Do this –
Answer these questions from the article about the WIGS channel below:
1. How many minutes does the article say it takes to watch "Denise"?
2. What does the acronym WIGS stand for?
3. Who wrote the channel's theme music?

Provided text –
═══
YouTube's WIGS channel finds the drama in women

September 7, 2012 - 9:49 AM
Web Channel-WIGS

This image released by WIGSCO, LLC shows actress Caitlin Gerard as Jan in a scene from the series on the WIGS channel. Launched in May as one of YouTube's numerous new channels of original content, WIGS is a destination for short films _ both series and one-offs _ unlike anything you're likely to find on TV or a movie screen. (AP Photo/WIGSCO, LLC/YouTube)

NEW YORK (AP) — Not to play favorites, but if you'd like to sample the tasty new WIGS channel, just take 9 minutes and try "Denise."

This nifty little set piece was written by celebrated playwright Neil LaBute, directed by Lee Toland Krieger ("Celeste & Jesse Forever") and stars straight-from-"The-Newsroom" Alison Pill and Chris Messina as two actors awaiting auditions who awkwardly revisit a past one-night stand.

"Denise" is witty, well-observed and packs a sly punch. It's a treat.

Appetite whetted? There's plenty more WIGS where that came from: a dozen titles so far, with more rolling out through November. They will collectively comprise some 100 video chapters, most of them 6 minutes to 8 minutes in length. Warning: WIGS could prove habit-forming.

Launched in May as one of YouTube's numerous new channels of original content, WIGS is a destination for short films — both series and one-offs — unlike anything you're likely to find on TV or a movie screen.

Each work focuses on a female protagonist in a novel situation (whether funny, sad or in-between) as performed by a top-notch cast including A-list actors and actresses along with promising newcomers. The roster of writers is equally impressive, including unexpected names like Mitch Albom and Scott Turow. Half of the directors are women.

Handsomely produced, WIGS even boasts intoxicating theme music by multi-Oscar-nominated Thomas Newman.

The channel's name (an acronym for Where It Gets Interesting) is meant to address the multifaceted nature of women, who in their daily lives are called upon to wear, metaphorically, not only many hats but also many wigs.

The creators of WIGS are two men who, despite their Y chromosomes, have built careers exploring the world of women.

Writer-producer-director Jon Avnet's credits include the films "Black Swan" and "Risky Business" and the TV series "The Starter Wife." Rodrigo Garcia produced the HBO series "In Treatment" and "Six Feet Under" and directed the gender-bender feature "Albert Nobbs," which earned its star, Glenn Close, a best-actress Oscar nod.
═══
Recorded information –
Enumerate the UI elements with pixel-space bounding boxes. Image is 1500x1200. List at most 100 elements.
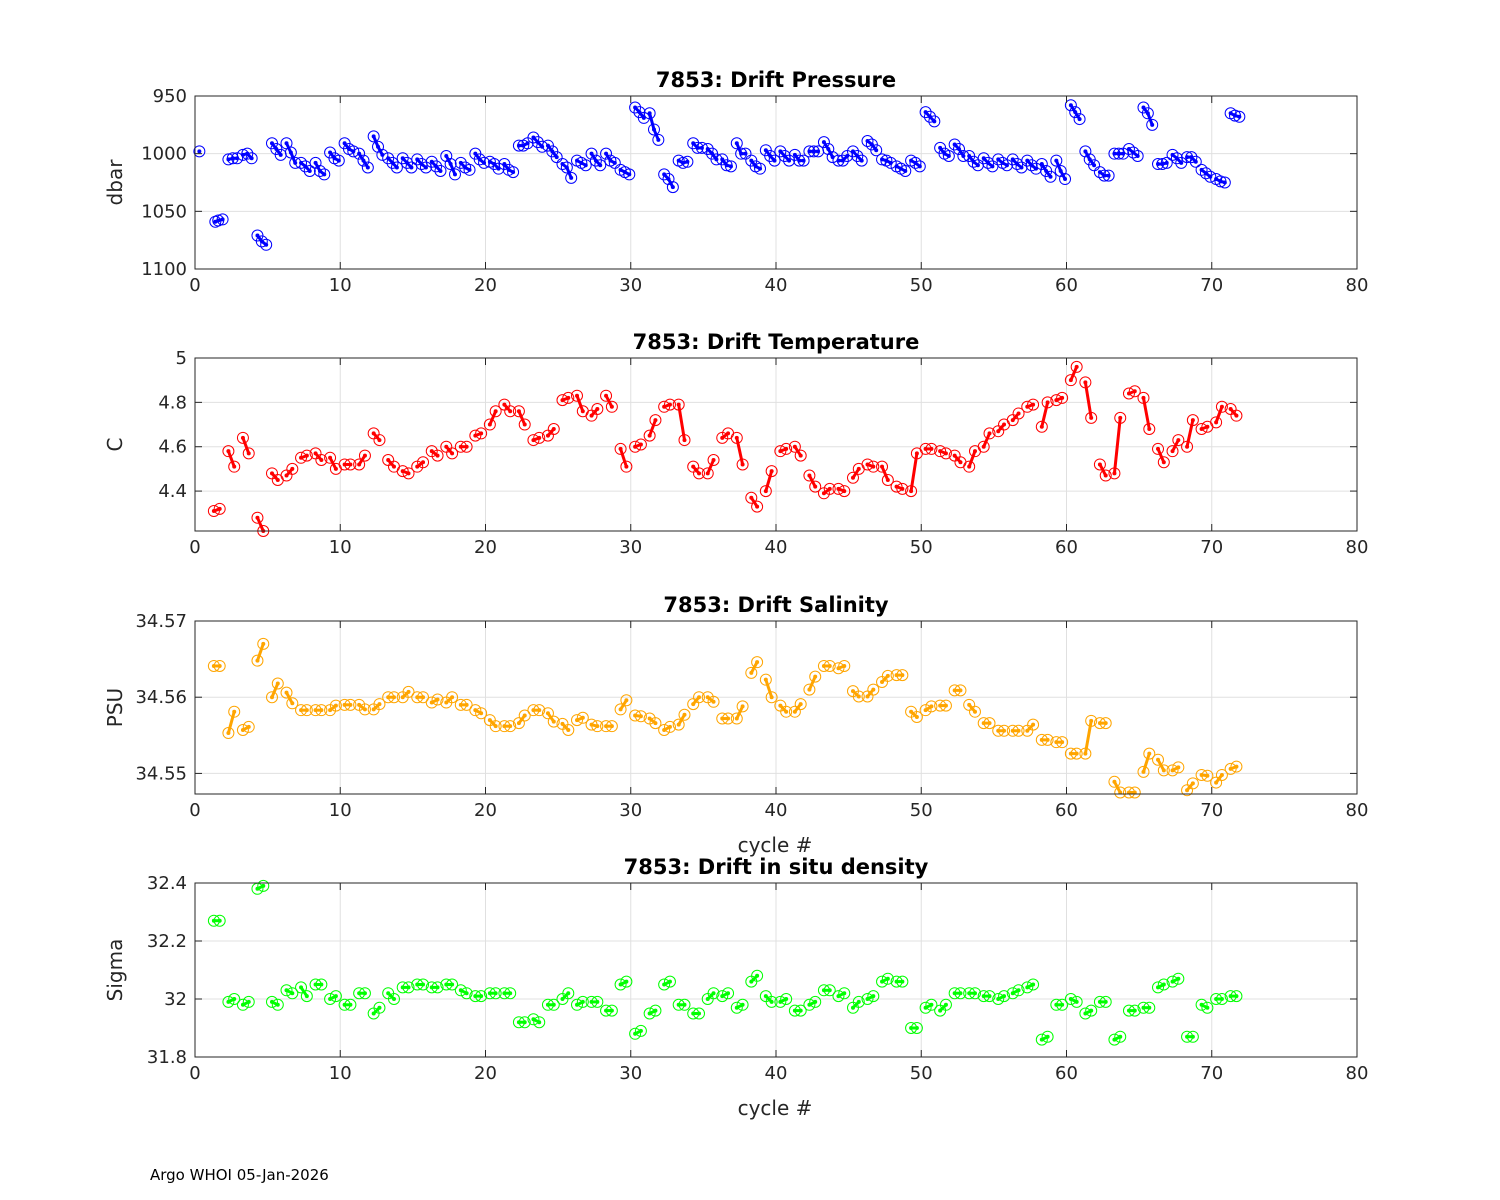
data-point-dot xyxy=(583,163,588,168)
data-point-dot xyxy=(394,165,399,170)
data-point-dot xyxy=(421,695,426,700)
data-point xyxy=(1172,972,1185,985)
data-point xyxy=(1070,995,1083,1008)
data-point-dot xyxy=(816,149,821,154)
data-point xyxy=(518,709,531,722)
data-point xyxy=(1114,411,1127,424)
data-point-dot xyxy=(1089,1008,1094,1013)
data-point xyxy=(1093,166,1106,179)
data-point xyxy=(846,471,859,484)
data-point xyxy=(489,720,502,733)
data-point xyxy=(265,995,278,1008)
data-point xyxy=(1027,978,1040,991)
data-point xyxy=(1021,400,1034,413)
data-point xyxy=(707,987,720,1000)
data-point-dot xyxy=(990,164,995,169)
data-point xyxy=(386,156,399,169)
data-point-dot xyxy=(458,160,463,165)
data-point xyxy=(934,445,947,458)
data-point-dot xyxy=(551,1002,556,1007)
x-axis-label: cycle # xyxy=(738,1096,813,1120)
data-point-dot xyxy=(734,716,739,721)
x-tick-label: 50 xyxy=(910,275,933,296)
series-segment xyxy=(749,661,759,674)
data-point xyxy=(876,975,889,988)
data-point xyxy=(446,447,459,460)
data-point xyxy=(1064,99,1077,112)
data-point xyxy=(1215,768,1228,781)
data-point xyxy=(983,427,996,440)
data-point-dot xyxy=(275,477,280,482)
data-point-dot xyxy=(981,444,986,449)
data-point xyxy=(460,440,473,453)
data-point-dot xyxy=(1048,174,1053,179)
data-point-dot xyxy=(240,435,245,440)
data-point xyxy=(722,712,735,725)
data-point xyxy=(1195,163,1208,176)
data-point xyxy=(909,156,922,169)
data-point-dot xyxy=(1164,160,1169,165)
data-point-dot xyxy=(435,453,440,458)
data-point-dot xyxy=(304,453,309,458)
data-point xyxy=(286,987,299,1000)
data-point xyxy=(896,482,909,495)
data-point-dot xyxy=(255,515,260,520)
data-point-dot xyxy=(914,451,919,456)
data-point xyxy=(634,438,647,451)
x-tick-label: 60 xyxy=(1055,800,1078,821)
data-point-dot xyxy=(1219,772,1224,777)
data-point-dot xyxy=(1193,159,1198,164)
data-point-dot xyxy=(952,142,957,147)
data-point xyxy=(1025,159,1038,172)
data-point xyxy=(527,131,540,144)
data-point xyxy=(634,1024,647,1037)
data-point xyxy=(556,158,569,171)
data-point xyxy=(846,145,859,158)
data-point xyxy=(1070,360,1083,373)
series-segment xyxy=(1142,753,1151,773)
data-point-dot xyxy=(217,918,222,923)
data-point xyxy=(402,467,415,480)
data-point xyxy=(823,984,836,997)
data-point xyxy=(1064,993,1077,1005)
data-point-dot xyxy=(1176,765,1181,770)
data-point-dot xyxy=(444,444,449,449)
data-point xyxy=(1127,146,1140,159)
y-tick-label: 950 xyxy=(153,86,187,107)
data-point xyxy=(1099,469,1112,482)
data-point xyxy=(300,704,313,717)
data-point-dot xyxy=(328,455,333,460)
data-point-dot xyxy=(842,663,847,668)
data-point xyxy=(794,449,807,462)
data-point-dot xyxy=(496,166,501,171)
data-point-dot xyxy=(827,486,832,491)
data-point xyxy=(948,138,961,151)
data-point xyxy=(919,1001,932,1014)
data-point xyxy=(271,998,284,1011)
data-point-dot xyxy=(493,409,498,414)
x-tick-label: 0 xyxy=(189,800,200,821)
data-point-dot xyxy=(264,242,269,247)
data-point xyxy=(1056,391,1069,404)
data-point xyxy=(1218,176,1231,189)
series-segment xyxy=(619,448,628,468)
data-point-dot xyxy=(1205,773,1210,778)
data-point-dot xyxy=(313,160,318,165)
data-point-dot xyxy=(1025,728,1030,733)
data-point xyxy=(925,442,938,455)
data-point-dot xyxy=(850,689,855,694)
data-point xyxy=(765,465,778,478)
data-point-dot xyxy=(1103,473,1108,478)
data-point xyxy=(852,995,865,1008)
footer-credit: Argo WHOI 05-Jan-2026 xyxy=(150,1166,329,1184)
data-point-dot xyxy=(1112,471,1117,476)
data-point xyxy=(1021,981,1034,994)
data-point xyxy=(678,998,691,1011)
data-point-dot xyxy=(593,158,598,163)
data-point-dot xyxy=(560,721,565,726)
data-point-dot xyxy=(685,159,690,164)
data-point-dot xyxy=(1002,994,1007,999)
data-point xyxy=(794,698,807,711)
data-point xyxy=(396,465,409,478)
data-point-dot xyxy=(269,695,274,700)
═══
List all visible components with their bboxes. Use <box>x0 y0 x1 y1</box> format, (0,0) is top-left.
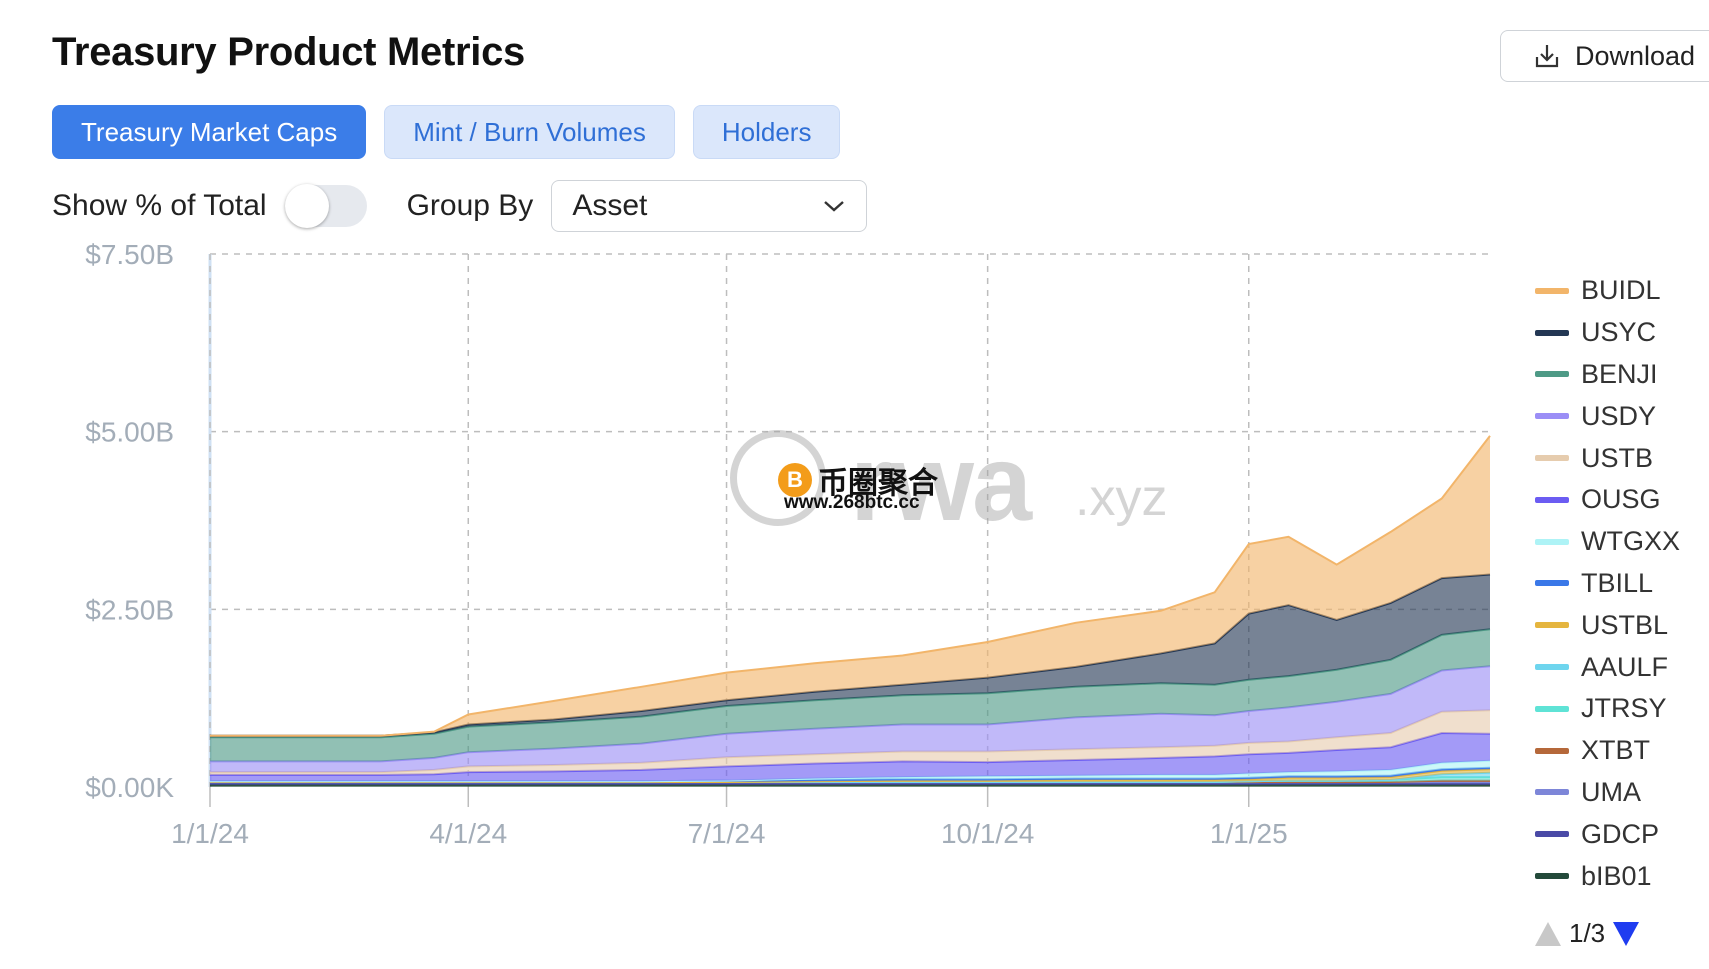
═══
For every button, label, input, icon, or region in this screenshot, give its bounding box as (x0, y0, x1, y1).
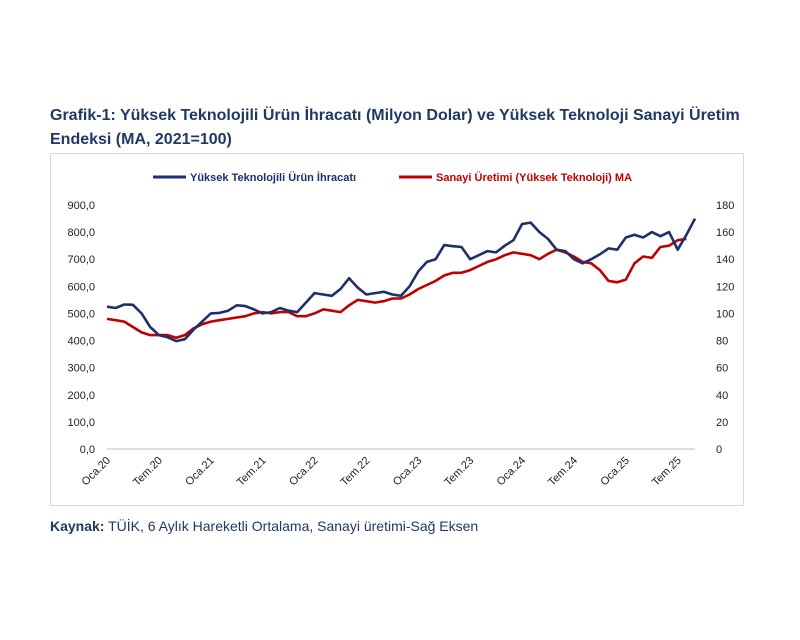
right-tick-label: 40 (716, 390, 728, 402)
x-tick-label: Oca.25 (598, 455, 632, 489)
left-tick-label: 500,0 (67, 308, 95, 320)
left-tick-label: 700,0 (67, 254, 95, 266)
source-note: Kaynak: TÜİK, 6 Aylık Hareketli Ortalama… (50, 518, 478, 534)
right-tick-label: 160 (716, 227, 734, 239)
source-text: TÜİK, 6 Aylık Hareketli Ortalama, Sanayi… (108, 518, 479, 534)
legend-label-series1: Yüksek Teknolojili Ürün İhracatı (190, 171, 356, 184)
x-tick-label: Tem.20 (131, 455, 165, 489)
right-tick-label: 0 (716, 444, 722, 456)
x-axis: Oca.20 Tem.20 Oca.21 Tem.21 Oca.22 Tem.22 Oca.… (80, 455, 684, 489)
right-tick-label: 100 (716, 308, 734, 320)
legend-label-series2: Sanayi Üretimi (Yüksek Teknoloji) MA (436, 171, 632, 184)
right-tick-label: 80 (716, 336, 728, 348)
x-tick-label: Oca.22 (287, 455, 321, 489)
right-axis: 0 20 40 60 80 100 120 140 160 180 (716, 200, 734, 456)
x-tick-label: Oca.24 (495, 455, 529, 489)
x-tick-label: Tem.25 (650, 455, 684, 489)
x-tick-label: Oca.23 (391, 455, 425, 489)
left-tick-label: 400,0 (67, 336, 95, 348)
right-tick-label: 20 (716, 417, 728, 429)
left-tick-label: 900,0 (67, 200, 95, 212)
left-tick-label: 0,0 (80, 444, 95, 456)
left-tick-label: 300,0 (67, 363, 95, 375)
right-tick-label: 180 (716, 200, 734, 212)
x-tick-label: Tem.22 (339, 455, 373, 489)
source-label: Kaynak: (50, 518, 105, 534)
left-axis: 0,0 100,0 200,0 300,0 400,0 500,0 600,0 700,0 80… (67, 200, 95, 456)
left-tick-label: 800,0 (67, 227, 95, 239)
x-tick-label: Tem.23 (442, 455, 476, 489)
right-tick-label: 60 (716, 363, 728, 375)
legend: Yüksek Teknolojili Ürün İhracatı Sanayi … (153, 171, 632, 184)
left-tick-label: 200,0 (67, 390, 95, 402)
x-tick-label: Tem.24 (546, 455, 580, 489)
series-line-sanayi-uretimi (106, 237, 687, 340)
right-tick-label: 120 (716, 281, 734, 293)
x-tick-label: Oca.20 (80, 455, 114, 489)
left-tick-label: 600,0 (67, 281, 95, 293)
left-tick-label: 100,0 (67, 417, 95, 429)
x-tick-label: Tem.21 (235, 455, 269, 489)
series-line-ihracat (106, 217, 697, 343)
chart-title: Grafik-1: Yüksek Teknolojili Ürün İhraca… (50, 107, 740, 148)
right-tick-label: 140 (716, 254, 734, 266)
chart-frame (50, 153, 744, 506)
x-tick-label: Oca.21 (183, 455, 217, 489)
═══
In response –
1. 9 minutes
2. Where It Gets Interesting
3. Thomas Newman